── DATASET ──

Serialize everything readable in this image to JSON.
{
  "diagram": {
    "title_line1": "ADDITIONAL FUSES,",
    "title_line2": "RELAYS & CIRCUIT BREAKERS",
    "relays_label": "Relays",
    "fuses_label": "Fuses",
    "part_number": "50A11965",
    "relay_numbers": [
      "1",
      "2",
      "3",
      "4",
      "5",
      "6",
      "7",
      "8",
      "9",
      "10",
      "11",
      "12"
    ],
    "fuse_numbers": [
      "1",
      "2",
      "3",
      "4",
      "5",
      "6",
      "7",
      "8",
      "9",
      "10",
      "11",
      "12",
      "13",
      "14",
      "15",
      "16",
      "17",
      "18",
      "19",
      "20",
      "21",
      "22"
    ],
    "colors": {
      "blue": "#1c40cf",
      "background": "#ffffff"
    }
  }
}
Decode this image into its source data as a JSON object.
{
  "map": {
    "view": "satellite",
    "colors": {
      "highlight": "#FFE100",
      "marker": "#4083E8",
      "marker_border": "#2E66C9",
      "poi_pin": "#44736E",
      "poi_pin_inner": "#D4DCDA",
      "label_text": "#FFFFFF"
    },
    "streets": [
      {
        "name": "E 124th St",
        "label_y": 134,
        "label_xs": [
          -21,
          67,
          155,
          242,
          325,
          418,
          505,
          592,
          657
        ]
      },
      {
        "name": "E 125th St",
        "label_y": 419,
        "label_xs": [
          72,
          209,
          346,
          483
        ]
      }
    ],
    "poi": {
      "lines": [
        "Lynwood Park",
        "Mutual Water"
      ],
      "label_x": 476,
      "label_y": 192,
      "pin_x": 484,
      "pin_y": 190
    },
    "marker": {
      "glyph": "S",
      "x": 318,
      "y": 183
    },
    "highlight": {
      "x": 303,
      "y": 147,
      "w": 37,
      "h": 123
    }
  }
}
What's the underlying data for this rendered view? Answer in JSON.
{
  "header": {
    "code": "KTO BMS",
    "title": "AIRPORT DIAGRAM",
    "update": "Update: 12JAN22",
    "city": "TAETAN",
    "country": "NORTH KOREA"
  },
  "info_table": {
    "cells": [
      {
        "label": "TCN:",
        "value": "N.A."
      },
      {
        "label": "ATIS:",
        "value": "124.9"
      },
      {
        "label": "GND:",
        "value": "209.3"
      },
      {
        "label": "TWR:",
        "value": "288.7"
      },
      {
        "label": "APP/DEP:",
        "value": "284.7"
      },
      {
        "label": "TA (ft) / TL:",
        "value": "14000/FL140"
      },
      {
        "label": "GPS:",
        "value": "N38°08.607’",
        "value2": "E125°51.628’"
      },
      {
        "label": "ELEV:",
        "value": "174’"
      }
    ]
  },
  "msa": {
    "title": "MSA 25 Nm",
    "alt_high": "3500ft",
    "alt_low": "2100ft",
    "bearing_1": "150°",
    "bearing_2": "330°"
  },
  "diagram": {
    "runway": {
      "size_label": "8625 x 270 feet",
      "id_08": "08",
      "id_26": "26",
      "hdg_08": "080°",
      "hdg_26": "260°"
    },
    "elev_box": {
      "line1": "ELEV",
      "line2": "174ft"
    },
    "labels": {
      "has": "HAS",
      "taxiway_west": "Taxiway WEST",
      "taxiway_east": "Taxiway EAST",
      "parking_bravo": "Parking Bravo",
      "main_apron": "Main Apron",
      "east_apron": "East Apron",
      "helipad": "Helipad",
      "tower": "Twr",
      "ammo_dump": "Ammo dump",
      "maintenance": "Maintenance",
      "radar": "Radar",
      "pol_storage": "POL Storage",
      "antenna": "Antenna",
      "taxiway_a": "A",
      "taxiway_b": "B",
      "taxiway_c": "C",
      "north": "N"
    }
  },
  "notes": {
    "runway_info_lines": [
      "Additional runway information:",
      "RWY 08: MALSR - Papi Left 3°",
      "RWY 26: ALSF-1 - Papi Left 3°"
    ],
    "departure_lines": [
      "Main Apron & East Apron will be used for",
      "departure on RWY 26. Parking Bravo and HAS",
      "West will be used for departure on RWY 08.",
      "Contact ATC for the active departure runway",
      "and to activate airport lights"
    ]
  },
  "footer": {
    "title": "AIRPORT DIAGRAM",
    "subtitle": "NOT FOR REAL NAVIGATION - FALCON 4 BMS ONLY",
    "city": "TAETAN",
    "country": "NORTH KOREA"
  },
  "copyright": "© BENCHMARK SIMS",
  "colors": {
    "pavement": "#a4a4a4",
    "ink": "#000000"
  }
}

───

**WHAT YOU WILL DO**: Copy out all of the records shown above exactly.

**SOLUTION TO THE PROBLEM**:
Serialize everything readable in this image to JSON.
{
  "diagram": {
    "title_line1": "ADDITIONAL FUSES,",
    "title_line2": "RELAYS & CIRCUIT BREAKERS",
    "relays_label": "Relays",
    "fuses_label": "Fuses",
    "part_number": "50A11965",
    "relay_numbers": [
      "1",
      "2",
      "3",
      "4",
      "5",
      "6",
      "7",
      "8",
      "9",
      "10",
      "11",
      "12"
    ],
    "fuse_numbers": [
      "1",
      "2",
      "3",
      "4",
      "5",
      "6",
      "7",
      "8",
      "9",
      "10",
      "11",
      "12",
      "13",
      "14",
      "15",
      "16",
      "17",
      "18",
      "19",
      "20",
      "21",
      "22"
    ],
    "colors": {
      "blue": "#1c40cf",
      "background": "#ffffff"
    }
  }
}
Decode this image into its source data as a JSON object.
{
  "map": {
    "view": "satellite",
    "colors": {
      "highlight": "#FFE100",
      "marker": "#4083E8",
      "marker_border": "#2E66C9",
      "poi_pin": "#44736E",
      "poi_pin_inner": "#D4DCDA",
      "label_text": "#FFFFFF"
    },
    "streets": [
      {
        "name": "E 124th St",
        "label_y": 134,
        "label_xs": [
          -21,
          67,
          155,
          242,
          325,
          418,
          505,
          592,
          657
        ]
      },
      {
        "name": "E 125th St",
        "label_y": 419,
        "label_xs": [
          72,
          209,
          346,
          483
        ]
      }
    ],
    "poi": {
      "lines": [
        "Lynwood Park",
        "Mutual Water"
      ],
      "label_x": 476,
      "label_y": 192,
      "pin_x": 484,
      "pin_y": 190
    },
    "marker": {
      "glyph": "S",
      "x": 318,
      "y": 183
    },
    "highlight": {
      "x": 303,
      "y": 147,
      "w": 37,
      "h": 123
    }
  }
}
What's the underlying data for this rendered view? Answer in JSON.
{
  "header": {
    "code": "KTO BMS",
    "title": "AIRPORT DIAGRAM",
    "update": "Update: 12JAN22",
    "city": "TAETAN",
    "country": "NORTH KOREA"
  },
  "info_table": {
    "cells": [
      {
        "label": "TCN:",
        "value": "N.A."
      },
      {
        "label": "ATIS:",
        "value": "124.9"
      },
      {
        "label": "GND:",
        "value": "209.3"
      },
      {
        "label": "TWR:",
        "value": "288.7"
      },
      {
        "label": "APP/DEP:",
        "value": "284.7"
      },
      {
        "label": "TA (ft) / TL:",
        "value": "14000/FL140"
      },
      {
        "label": "GPS:",
        "value": "N38°08.607’",
        "value2": "E125°51.628’"
      },
      {
        "label": "ELEV:",
        "value": "174’"
      }
    ]
  },
  "msa": {
    "title": "MSA 25 Nm",
    "alt_high": "3500ft",
    "alt_low": "2100ft",
    "bearing_1": "150°",
    "bearing_2": "330°"
  },
  "diagram": {
    "runway": {
      "size_label": "8625 x 270 feet",
      "id_08": "08",
      "id_26": "26",
      "hdg_08": "080°",
      "hdg_26": "260°"
    },
    "elev_box": {
      "line1": "ELEV",
      "line2": "174ft"
    },
    "labels": {
      "has": "HAS",
      "taxiway_west": "Taxiway WEST",
      "taxiway_east": "Taxiway EAST",
      "parking_bravo": "Parking Bravo",
      "main_apron": "Main Apron",
      "east_apron": "East Apron",
      "helipad": "Helipad",
      "tower": "Twr",
      "ammo_dump": "Ammo dump",
      "maintenance": "Maintenance",
      "radar": "Radar",
      "pol_storage": "POL Storage",
      "antenna": "Antenna",
      "taxiway_a": "A",
      "taxiway_b": "B",
      "taxiway_c": "C",
      "north": "N"
    }
  },
  "notes": {
    "runway_info_lines": [
      "Additional runway information:",
      "RWY 08: MALSR - Papi Left 3°",
      "RWY 26: ALSF-1 - Papi Left 3°"
    ],
    "departure_lines": [
      "Main Apron & East Apron will be used for",
      "departure on RWY 26. Parking Bravo and HAS",
      "West will be used for departure on RWY 08.",
      "Contact ATC for the active departure runway",
      "and to activate airport lights"
    ]
  },
  "footer": {
    "title": "AIRPORT DIAGRAM",
    "subtitle": "NOT FOR REAL NAVIGATION - FALCON 4 BMS ONLY",
    "city": "TAETAN",
    "country": "NORTH KOREA"
  },
  "copyright": "© BENCHMARK SIMS",
  "colors": {
    "pavement": "#a4a4a4",
    "ink": "#000000"
  }
}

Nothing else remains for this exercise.